**Dataset content:**
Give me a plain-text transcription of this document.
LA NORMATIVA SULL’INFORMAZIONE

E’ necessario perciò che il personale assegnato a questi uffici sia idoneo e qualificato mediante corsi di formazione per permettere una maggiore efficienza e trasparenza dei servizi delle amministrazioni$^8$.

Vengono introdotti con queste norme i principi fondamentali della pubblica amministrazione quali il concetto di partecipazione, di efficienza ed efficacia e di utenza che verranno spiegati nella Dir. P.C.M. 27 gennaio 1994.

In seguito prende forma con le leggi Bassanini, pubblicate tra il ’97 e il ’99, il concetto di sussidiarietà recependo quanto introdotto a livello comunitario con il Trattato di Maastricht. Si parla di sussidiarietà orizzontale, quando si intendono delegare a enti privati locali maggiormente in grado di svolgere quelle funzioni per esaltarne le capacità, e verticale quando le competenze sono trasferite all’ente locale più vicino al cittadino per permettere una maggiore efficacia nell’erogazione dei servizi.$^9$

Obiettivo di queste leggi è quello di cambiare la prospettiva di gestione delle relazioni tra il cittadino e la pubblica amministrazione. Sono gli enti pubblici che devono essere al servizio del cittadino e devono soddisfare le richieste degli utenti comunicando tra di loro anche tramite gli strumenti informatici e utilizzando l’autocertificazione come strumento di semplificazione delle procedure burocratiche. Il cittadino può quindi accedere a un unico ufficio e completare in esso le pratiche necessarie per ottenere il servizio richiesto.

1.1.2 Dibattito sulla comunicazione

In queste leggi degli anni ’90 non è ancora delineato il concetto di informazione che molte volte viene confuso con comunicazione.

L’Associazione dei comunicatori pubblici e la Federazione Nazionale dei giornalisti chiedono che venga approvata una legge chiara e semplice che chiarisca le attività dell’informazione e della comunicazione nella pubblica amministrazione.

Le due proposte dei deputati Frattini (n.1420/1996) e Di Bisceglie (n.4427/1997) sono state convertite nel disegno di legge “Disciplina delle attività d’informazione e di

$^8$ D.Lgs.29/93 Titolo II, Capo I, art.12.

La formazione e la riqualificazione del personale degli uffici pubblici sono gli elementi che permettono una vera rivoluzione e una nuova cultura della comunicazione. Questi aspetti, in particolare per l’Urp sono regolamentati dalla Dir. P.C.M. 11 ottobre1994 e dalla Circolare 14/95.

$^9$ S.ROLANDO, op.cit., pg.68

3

**Work to do:**
Recite the full listing above exactly.

**Task output:**
Give me a plain-text transcription of this document.
LA NORMATIVA SULL’INFORMAZIONE

E’ necessario perciò che il personale assegnato a questi uffici sia idoneo e qualificato mediante corsi di formazione per permettere una maggiore efficienza e trasparenza dei servizi delle amministrazioni$^8$.

Vengono introdotti con queste norme i principi fondamentali della pubblica amministrazione quali il concetto di partecipazione, di efficienza ed efficacia e di utenza che verranno spiegati nella Dir. P.C.M. 27 gennaio 1994.

In seguito prende forma con le leggi Bassanini, pubblicate tra il ’97 e il ’99, il concetto di sussidiarietà recependo quanto introdotto a livello comunitario con il Trattato di Maastricht. Si parla di sussidiarietà orizzontale, quando si intendono delegare a enti privati locali maggiormente in grado di svolgere quelle funzioni per esaltarne le capacità, e verticale quando le competenze sono trasferite all’ente locale più vicino al cittadino per permettere una maggiore efficacia nell’erogazione dei servizi.$^9$

Obiettivo di queste leggi è quello di cambiare la prospettiva di gestione delle relazioni tra il cittadino e la pubblica amministrazione. Sono gli enti pubblici che devono essere al servizio del cittadino e devono soddisfare le richieste degli utenti comunicando tra di loro anche tramite gli strumenti informatici e utilizzando l’autocertificazione come strumento di semplificazione delle procedure burocratiche. Il cittadino può quindi accedere a un unico ufficio e completare in esso le pratiche necessarie per ottenere il servizio richiesto.

1.1.2 Dibattito sulla comunicazione

In queste leggi degli anni ’90 non è ancora delineato il concetto di informazione che molte volte viene confuso con comunicazione.

L’Associazione dei comunicatori pubblici e la Federazione Nazionale dei giornalisti chiedono che venga approvata una legge chiara e semplice che chiarisca le attività dell’informazione e della comunicazione nella pubblica amministrazione.

Le due proposte dei deputati Frattini (n.1420/1996) e Di Bisceglie (n.4427/1997) sono state convertite nel disegno di legge “Disciplina delle attività d’informazione e di

$^8$ D.Lgs.29/93 Titolo II, Capo I, art.12.

La formazione e la riqualificazione del personale degli uffici pubblici sono gli elementi che permettono una vera rivoluzione e una nuova cultura della comunicazione. Questi aspetti, in particolare per l’Urp sono regolamentati dalla Dir. P.C.M. 11 ottobre1994 e dalla Circolare 14/95.

$^9$ S.ROLANDO, op.cit., pg.68

3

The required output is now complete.